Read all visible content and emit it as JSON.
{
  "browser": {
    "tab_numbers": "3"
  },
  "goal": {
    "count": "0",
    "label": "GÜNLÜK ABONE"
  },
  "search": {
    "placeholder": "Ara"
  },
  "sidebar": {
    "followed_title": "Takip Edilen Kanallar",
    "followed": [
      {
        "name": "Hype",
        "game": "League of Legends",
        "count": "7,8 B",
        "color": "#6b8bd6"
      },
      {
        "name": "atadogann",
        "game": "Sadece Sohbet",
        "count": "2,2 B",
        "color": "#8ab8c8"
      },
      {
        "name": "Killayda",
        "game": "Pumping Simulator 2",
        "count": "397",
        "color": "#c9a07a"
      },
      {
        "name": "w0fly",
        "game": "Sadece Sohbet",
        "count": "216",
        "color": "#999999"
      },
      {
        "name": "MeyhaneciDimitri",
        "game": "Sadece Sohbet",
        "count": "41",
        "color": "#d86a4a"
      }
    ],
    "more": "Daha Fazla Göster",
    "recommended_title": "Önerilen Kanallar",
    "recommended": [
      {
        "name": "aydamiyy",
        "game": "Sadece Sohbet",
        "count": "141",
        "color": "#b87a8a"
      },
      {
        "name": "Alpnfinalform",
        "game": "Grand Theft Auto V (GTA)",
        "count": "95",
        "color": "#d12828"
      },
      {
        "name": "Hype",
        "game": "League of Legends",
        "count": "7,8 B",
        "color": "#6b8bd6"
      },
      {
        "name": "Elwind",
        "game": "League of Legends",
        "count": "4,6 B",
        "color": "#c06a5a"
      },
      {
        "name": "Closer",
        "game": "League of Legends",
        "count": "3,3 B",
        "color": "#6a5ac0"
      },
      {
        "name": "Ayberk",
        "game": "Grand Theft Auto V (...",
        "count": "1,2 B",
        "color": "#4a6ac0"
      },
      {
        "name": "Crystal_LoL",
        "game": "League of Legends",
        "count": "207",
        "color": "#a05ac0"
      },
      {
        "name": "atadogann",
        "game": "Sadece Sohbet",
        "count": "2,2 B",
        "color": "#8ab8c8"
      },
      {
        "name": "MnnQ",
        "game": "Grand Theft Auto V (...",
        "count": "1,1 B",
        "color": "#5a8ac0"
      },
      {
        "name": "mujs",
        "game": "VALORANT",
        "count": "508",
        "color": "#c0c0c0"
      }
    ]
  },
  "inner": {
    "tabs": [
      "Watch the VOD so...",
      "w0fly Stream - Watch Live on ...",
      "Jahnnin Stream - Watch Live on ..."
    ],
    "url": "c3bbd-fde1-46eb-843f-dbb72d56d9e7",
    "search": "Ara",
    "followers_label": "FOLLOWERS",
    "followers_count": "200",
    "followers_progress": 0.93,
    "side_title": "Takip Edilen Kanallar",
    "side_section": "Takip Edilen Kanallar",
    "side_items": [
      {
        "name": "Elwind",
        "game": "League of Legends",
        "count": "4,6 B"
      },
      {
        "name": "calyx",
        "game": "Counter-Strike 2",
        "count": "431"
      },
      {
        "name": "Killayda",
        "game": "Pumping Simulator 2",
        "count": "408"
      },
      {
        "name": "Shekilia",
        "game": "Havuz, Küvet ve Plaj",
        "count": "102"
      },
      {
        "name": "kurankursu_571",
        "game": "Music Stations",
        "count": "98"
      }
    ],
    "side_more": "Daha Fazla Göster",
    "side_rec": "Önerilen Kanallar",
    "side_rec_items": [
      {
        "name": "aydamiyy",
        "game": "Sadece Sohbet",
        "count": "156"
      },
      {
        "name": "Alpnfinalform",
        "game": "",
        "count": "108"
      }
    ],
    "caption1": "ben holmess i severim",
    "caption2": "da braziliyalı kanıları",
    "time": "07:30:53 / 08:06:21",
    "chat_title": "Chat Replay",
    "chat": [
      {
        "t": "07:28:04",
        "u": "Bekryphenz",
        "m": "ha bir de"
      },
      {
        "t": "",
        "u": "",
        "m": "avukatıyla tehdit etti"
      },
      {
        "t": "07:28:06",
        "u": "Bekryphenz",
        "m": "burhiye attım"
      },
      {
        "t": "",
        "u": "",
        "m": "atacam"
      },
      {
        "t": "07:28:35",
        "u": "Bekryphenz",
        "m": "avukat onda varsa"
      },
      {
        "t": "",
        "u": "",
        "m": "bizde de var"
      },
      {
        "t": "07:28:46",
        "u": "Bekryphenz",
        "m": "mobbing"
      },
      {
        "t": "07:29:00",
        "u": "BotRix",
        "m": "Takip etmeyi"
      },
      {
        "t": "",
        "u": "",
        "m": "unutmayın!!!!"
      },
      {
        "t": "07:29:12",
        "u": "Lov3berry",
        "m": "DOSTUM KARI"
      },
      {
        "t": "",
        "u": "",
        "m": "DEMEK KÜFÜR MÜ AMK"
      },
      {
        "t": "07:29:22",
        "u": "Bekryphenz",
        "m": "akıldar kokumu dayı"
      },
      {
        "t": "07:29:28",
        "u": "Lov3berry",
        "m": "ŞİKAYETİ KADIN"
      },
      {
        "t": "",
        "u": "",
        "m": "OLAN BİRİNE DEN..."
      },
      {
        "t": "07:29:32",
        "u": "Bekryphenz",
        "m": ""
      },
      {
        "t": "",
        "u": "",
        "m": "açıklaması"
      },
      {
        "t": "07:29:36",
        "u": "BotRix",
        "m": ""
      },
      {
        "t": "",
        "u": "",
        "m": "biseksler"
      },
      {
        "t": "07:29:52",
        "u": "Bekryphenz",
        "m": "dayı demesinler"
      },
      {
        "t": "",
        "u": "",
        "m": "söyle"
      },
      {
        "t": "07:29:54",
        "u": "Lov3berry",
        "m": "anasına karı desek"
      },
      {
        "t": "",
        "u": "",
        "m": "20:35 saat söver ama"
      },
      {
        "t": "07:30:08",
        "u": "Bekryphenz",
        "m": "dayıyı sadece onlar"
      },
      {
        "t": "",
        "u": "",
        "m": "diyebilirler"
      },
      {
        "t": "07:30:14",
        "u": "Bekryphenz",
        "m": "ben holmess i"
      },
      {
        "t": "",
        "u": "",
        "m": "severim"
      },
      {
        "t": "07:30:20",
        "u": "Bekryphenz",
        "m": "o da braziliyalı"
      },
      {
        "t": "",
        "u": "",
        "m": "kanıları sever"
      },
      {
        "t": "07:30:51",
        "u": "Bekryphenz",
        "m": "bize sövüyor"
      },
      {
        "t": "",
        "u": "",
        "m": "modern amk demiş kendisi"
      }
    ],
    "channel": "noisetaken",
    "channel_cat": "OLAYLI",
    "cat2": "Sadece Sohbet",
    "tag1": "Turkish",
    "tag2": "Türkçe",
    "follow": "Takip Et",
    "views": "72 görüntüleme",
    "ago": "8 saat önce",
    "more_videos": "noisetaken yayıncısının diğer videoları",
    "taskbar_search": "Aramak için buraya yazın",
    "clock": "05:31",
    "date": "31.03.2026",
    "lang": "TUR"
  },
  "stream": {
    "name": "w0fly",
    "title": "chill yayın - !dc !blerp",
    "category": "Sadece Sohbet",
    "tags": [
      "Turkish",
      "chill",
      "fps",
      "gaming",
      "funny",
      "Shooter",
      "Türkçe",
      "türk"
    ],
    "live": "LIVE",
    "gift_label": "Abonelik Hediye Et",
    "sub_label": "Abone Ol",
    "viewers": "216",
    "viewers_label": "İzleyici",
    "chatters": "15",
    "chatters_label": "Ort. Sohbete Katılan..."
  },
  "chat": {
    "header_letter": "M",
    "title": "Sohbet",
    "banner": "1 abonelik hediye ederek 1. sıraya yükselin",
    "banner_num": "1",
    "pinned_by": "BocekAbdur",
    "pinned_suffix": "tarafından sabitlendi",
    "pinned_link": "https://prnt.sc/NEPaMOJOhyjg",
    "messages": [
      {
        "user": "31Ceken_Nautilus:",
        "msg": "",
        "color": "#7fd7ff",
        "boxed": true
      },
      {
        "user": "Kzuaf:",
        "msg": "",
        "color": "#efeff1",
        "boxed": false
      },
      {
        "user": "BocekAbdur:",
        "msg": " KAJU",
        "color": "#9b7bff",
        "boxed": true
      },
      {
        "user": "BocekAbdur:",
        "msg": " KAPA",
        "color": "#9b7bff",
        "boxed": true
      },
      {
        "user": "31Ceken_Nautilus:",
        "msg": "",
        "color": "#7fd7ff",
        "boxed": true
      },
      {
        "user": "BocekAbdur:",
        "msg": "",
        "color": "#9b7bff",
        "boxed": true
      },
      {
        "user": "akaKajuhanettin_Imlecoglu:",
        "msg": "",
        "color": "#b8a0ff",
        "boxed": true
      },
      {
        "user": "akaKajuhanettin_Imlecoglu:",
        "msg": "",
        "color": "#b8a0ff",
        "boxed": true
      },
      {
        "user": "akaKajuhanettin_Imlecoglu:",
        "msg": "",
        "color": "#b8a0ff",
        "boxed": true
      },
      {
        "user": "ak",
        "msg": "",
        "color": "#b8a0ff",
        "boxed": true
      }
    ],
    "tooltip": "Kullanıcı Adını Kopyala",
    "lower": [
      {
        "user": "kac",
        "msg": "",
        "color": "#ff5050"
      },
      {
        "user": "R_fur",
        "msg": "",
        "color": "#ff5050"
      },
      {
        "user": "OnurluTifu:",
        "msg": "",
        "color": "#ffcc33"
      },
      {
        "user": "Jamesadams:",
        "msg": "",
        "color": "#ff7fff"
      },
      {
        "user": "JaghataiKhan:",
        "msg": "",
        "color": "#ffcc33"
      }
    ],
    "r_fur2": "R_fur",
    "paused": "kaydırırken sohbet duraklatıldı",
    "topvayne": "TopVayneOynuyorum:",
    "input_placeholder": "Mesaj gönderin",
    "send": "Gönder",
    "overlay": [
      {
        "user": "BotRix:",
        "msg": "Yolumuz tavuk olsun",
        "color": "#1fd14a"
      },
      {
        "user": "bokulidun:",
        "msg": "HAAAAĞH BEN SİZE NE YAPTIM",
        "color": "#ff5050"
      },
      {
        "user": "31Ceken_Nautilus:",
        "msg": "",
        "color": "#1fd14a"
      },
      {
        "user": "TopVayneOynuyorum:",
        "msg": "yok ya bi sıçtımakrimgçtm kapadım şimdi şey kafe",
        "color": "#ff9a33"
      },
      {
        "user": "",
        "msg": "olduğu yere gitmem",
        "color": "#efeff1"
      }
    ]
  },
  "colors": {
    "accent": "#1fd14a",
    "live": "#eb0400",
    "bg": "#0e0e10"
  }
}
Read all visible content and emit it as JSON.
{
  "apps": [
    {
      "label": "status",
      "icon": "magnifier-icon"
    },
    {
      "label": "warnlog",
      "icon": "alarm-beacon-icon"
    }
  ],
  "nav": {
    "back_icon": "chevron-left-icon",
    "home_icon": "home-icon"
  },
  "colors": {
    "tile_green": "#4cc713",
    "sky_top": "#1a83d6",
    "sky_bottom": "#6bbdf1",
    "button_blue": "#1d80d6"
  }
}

→ **YOUR TASK**
List every line from the entries above in which "TopVayneOynuyorum" appears.

→ **RESPONSE FOR THIS EXERCISE**
    "topvayne": "TopVayneOynuyorum:",
        "user": "TopVayneOynuyorum:",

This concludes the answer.